[Exercise brief]: Your response should be a copy of each line in the listing below that includes the word "living".

[Records supplied]:
....................

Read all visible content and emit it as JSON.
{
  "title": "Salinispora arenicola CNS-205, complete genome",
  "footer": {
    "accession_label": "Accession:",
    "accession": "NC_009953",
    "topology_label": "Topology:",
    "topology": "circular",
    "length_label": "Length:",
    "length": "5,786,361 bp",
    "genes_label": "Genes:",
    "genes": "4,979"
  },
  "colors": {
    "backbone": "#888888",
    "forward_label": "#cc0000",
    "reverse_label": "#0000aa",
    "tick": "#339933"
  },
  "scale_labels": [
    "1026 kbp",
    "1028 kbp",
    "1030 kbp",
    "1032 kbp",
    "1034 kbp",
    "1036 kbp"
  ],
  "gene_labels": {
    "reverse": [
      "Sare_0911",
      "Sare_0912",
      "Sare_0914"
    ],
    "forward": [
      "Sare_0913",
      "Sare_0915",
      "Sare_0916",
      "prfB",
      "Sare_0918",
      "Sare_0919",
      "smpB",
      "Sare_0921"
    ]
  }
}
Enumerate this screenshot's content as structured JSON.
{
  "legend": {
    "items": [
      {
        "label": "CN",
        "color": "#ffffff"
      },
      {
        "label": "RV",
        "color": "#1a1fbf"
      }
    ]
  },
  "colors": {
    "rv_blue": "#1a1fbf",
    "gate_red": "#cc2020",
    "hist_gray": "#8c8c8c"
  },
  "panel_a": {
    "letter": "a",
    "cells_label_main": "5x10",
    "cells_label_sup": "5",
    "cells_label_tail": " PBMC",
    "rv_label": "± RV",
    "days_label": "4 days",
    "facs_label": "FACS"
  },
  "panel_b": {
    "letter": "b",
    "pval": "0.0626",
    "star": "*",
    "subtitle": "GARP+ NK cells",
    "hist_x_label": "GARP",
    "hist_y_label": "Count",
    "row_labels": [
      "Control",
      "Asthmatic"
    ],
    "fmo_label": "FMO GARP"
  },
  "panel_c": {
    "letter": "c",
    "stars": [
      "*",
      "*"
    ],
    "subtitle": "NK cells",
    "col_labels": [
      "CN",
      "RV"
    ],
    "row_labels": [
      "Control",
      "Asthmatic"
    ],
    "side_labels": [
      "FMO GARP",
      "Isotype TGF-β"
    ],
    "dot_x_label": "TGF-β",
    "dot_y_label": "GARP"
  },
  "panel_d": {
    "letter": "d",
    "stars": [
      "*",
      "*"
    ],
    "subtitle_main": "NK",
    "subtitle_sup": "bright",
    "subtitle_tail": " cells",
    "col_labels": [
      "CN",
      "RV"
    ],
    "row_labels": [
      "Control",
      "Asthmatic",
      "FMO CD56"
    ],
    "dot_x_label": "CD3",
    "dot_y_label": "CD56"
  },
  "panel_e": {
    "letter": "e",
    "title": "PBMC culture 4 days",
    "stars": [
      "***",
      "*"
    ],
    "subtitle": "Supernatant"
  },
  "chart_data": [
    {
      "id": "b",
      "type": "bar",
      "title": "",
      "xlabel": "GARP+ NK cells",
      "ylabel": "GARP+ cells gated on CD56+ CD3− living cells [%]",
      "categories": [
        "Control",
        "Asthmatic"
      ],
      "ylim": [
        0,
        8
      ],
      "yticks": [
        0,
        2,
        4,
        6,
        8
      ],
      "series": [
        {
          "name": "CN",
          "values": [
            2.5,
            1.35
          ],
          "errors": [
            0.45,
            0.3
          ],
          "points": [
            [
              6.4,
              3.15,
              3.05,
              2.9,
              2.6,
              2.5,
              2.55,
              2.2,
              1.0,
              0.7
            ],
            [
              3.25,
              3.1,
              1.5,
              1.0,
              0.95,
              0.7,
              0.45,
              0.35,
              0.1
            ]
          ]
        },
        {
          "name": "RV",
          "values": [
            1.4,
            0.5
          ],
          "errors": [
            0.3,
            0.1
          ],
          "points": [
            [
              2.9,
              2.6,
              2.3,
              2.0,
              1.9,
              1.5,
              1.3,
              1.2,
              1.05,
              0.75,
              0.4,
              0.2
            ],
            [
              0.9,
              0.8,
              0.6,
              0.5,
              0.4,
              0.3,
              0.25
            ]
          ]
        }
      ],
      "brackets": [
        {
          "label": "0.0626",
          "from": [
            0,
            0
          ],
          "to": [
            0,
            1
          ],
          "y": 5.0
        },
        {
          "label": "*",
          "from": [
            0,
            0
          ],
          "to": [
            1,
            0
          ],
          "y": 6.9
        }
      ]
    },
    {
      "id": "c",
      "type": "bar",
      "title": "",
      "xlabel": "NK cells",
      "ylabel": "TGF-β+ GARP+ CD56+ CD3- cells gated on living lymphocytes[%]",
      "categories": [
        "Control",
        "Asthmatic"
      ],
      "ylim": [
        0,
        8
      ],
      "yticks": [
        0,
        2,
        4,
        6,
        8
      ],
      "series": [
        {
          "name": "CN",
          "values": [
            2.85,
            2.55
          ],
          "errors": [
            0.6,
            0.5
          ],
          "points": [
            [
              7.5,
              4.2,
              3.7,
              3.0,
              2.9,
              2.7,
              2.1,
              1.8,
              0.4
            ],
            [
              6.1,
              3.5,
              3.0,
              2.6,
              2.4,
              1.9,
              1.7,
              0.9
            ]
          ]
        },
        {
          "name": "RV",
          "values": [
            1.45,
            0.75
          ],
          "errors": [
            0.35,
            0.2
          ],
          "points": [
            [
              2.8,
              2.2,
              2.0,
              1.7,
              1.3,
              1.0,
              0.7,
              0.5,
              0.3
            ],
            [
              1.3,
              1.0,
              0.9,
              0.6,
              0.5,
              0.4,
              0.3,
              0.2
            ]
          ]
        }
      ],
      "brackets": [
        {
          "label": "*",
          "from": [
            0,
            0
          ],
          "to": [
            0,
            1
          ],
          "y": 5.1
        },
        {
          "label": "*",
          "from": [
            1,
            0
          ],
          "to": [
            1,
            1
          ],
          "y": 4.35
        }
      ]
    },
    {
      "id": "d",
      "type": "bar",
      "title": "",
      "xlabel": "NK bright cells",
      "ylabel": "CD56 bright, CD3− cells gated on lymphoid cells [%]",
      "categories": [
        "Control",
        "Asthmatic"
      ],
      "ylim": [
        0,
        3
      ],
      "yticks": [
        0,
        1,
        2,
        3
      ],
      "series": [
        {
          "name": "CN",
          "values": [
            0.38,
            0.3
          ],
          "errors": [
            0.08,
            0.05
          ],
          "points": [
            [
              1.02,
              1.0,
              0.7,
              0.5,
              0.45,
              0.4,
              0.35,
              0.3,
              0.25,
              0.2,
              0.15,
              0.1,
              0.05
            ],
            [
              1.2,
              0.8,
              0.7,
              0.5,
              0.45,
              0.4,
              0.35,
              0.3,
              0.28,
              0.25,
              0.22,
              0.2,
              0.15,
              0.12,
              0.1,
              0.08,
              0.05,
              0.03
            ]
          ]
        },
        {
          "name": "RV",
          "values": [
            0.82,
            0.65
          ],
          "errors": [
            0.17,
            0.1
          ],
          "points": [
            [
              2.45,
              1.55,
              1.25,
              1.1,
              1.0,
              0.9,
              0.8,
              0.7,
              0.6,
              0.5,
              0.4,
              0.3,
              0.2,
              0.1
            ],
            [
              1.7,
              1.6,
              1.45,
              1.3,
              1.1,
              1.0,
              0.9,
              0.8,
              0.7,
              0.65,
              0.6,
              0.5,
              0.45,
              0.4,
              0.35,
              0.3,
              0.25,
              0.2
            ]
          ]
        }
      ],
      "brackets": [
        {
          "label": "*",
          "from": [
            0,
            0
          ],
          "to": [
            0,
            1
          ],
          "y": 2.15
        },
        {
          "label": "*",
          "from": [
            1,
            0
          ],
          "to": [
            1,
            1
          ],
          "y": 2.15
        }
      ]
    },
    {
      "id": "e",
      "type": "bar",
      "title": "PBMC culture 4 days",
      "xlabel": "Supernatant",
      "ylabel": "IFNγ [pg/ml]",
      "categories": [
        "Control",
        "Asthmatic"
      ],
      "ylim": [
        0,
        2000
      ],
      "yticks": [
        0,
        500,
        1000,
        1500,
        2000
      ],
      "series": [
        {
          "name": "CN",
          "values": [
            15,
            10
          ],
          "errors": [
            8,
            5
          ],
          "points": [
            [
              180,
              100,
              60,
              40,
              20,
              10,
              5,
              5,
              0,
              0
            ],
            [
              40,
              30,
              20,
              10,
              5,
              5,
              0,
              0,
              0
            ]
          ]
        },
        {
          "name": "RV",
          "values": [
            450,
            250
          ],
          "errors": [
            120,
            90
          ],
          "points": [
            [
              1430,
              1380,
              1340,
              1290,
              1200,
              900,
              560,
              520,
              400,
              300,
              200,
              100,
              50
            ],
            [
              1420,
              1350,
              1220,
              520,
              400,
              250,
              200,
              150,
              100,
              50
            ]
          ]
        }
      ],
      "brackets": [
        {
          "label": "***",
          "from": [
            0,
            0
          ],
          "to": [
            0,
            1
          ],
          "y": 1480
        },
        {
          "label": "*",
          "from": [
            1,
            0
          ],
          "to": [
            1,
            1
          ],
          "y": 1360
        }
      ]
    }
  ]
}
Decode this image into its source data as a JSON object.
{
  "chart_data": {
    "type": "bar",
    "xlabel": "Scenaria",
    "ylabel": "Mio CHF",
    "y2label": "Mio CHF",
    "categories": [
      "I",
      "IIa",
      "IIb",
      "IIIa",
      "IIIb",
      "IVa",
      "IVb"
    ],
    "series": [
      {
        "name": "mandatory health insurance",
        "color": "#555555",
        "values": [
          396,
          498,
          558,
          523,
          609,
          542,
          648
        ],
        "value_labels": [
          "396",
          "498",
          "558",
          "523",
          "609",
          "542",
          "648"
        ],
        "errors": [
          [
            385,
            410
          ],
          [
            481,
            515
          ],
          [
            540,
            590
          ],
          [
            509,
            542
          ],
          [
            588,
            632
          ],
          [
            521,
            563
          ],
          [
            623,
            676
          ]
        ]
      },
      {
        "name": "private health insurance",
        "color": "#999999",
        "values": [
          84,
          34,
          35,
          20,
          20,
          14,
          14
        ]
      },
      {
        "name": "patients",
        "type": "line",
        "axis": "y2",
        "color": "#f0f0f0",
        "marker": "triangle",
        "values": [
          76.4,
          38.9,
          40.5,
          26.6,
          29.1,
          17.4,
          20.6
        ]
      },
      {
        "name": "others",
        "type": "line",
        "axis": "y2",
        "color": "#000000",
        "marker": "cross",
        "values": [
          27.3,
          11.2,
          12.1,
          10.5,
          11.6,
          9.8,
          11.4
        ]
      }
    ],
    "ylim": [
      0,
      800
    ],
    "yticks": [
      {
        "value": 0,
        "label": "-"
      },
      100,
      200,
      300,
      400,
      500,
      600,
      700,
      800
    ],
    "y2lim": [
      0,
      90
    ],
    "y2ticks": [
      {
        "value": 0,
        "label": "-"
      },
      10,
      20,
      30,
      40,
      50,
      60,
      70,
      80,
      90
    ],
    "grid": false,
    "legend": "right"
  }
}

....................

[Response to this task]:
      "ylabel": "GARP+ cells gated on CD56+ CD3− living cells [%]",
      "ylabel": "TGF-β+ GARP+ CD56+ CD3- cells gated on living lymphocytes[%]",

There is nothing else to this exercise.